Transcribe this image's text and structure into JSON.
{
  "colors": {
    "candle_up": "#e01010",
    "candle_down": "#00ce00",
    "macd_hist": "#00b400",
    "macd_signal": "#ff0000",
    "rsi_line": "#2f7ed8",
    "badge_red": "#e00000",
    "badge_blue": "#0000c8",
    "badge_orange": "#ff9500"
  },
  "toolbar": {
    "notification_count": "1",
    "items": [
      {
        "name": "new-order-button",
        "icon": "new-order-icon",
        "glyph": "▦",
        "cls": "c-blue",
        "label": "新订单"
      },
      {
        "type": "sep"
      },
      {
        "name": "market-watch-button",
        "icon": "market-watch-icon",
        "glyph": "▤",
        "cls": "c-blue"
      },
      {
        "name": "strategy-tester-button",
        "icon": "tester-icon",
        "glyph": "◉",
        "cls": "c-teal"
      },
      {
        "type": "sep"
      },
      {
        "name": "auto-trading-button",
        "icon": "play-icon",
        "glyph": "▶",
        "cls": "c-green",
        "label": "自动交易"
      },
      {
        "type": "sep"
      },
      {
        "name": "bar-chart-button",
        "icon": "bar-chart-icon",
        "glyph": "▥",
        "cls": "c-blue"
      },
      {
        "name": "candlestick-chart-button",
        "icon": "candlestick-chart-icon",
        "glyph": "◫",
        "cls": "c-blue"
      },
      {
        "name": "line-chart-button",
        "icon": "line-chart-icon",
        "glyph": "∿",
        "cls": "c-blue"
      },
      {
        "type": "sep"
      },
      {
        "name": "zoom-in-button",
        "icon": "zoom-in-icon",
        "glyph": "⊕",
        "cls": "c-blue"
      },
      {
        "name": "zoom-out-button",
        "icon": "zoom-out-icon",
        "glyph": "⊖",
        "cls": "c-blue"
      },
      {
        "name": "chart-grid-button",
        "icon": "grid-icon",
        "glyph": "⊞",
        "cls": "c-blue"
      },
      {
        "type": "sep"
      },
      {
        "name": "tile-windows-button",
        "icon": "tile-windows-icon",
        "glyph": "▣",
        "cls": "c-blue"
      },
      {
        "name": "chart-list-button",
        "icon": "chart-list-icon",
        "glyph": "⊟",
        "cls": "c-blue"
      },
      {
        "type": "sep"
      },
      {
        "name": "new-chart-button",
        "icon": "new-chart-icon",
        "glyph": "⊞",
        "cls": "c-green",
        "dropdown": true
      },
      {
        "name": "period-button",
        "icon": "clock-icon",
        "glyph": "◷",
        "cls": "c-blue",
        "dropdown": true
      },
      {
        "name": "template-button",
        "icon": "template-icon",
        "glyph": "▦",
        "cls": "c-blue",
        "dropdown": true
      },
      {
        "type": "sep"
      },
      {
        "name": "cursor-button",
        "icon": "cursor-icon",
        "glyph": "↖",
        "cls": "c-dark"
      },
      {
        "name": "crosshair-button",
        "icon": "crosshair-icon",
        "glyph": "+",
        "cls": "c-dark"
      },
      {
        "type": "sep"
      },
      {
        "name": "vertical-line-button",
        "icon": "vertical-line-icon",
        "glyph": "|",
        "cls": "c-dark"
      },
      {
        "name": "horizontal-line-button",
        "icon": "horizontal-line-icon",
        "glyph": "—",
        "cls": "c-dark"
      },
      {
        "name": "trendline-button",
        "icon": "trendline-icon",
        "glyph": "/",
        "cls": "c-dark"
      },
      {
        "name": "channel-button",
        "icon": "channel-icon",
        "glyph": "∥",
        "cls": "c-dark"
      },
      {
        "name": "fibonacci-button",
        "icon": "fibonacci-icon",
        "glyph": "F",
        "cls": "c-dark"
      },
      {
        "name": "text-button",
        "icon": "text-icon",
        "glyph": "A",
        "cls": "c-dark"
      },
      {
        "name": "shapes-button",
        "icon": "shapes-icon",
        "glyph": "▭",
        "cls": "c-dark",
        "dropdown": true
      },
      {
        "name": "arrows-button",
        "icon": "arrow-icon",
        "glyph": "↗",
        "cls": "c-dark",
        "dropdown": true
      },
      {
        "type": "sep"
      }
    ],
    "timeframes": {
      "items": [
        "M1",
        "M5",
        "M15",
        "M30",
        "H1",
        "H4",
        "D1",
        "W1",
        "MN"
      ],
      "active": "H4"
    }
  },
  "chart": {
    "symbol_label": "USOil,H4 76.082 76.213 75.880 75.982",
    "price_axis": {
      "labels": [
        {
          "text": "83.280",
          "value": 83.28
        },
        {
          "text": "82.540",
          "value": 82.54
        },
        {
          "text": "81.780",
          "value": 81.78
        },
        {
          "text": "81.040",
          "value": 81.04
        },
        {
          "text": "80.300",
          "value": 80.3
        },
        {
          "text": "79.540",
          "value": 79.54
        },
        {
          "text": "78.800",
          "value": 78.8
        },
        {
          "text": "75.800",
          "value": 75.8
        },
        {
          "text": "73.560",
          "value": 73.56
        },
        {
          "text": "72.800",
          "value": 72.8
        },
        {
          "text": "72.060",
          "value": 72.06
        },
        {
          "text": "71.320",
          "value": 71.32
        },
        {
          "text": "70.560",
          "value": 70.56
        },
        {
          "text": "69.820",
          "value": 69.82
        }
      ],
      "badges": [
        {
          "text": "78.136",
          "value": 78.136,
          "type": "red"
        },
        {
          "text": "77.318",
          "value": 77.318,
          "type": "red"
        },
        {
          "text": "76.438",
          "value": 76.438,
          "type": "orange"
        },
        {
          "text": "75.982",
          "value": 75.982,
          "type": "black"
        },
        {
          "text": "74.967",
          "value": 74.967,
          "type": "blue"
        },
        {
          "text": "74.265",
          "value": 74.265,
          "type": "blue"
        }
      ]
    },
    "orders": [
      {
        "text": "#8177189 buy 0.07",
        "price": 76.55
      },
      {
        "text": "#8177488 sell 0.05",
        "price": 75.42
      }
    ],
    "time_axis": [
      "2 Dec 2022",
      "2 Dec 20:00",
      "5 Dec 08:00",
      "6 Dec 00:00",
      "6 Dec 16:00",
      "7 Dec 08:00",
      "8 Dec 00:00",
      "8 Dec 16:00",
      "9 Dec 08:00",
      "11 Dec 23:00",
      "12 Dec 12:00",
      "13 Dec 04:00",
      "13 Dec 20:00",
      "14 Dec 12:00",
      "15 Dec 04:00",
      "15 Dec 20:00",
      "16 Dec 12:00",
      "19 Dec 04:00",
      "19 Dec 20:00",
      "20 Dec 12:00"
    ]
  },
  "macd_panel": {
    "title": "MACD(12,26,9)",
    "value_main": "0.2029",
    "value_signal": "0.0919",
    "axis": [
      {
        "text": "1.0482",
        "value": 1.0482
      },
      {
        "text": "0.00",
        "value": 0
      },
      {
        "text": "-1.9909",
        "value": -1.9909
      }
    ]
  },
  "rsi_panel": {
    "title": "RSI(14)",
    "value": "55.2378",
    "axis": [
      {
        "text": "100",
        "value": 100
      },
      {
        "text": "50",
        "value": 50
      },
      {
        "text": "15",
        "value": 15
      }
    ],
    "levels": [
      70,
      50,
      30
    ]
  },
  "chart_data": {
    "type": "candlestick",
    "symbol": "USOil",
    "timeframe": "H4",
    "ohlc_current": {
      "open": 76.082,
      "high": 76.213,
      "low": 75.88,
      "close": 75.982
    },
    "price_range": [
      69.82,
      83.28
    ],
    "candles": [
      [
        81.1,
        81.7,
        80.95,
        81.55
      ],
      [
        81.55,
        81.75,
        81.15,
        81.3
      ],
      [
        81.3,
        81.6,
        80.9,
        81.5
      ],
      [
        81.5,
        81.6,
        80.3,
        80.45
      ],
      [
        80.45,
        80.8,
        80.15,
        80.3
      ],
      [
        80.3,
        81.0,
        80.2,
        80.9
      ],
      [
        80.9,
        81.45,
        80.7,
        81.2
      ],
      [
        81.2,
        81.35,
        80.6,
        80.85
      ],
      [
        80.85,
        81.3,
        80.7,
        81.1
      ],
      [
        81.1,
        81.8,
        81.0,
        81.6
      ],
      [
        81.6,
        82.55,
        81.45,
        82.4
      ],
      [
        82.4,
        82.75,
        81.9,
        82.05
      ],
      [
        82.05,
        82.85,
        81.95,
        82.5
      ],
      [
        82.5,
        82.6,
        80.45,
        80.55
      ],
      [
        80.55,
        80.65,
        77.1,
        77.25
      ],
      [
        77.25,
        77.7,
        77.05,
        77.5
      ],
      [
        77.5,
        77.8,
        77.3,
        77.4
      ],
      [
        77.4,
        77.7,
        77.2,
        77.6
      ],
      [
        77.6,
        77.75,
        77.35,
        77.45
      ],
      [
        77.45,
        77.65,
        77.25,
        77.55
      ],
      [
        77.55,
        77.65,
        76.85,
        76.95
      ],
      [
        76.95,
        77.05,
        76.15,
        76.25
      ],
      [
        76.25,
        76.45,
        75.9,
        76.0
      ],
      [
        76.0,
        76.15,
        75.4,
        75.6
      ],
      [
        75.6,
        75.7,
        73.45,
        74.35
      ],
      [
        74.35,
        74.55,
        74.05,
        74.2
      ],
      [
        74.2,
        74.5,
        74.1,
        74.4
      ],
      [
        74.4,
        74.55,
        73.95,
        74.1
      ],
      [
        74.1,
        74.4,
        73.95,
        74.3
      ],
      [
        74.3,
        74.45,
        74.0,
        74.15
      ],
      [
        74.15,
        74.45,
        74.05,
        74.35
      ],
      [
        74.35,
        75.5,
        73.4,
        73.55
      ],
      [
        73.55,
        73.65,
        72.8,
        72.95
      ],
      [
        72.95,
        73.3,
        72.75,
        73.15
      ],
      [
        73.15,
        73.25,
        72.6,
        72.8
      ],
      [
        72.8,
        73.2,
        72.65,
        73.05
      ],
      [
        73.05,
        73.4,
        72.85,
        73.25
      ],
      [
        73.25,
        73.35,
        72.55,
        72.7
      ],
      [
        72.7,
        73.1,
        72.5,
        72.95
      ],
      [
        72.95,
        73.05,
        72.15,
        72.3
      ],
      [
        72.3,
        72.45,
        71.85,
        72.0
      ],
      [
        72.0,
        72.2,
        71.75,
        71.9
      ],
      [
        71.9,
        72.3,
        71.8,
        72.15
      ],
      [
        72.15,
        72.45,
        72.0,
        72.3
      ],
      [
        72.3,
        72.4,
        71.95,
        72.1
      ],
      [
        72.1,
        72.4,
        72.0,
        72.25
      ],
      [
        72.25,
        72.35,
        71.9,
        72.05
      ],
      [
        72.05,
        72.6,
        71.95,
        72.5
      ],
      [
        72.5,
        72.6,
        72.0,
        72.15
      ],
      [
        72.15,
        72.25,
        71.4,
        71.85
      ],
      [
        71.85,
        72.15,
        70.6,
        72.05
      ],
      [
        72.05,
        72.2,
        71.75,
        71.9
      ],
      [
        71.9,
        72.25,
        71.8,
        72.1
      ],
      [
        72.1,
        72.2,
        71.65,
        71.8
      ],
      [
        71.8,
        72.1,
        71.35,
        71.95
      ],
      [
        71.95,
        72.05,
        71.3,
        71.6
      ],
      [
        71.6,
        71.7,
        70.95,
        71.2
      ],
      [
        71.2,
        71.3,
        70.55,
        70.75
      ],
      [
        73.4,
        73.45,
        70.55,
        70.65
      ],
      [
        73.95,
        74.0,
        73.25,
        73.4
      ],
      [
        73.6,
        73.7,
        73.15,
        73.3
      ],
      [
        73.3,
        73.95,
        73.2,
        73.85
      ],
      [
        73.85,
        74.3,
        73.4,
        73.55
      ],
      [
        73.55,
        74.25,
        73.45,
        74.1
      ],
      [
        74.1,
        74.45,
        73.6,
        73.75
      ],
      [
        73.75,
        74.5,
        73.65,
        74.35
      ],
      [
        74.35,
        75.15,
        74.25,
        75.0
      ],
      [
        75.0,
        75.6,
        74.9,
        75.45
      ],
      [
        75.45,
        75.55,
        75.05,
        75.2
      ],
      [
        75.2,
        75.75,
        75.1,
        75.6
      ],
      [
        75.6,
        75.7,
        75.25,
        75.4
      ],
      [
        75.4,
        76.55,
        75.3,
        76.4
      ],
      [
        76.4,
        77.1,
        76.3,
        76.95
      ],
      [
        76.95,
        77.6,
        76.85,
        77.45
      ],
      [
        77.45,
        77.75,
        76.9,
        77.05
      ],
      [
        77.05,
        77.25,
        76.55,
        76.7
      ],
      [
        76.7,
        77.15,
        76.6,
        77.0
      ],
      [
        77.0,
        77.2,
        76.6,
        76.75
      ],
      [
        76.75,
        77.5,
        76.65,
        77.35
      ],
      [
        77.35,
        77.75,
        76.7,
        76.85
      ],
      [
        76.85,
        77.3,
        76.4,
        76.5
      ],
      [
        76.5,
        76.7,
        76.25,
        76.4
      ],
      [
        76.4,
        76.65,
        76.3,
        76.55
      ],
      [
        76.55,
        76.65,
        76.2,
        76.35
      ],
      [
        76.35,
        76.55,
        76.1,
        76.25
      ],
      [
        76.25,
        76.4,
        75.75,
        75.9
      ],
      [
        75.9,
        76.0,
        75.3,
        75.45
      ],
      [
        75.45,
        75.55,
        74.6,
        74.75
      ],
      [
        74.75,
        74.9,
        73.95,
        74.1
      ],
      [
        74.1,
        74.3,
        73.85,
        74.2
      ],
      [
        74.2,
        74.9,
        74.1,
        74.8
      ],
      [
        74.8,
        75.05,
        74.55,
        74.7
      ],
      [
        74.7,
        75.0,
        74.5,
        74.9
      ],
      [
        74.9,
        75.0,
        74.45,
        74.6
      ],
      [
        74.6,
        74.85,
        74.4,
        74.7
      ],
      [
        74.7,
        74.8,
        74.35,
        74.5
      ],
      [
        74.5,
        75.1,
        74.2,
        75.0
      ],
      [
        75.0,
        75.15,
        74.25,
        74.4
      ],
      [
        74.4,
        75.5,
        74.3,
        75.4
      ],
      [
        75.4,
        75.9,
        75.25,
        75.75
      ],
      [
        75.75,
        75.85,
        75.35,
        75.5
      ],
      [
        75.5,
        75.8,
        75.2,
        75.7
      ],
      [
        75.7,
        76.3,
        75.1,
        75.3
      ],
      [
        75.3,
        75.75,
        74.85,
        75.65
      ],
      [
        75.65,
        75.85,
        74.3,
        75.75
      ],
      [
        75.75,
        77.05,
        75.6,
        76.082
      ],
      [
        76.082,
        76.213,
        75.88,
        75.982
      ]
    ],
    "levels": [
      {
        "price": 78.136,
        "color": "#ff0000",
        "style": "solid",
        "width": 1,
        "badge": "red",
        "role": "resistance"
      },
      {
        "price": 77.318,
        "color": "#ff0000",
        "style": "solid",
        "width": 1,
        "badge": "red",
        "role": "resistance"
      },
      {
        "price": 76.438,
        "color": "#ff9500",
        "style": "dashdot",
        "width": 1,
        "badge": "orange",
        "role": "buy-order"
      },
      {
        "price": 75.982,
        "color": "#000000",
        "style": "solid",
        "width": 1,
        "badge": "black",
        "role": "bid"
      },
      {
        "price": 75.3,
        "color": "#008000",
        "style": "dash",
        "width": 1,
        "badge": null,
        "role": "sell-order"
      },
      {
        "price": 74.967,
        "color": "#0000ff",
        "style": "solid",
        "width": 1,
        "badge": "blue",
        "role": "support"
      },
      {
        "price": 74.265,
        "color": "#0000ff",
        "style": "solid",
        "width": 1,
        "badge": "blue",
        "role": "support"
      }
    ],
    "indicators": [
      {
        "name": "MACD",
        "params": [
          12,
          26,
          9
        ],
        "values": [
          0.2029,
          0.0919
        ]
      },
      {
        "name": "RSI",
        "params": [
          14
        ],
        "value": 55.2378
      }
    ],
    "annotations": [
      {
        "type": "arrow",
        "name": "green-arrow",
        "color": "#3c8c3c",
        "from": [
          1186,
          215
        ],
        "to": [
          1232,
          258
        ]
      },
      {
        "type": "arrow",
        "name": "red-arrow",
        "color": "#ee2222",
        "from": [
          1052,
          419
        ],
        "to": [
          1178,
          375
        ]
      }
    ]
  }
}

# Task prompt
Copy out each line of the material that holds the word "cursor".

# Correct result
        "name": "cursor-button",
        "icon": "cursor-icon",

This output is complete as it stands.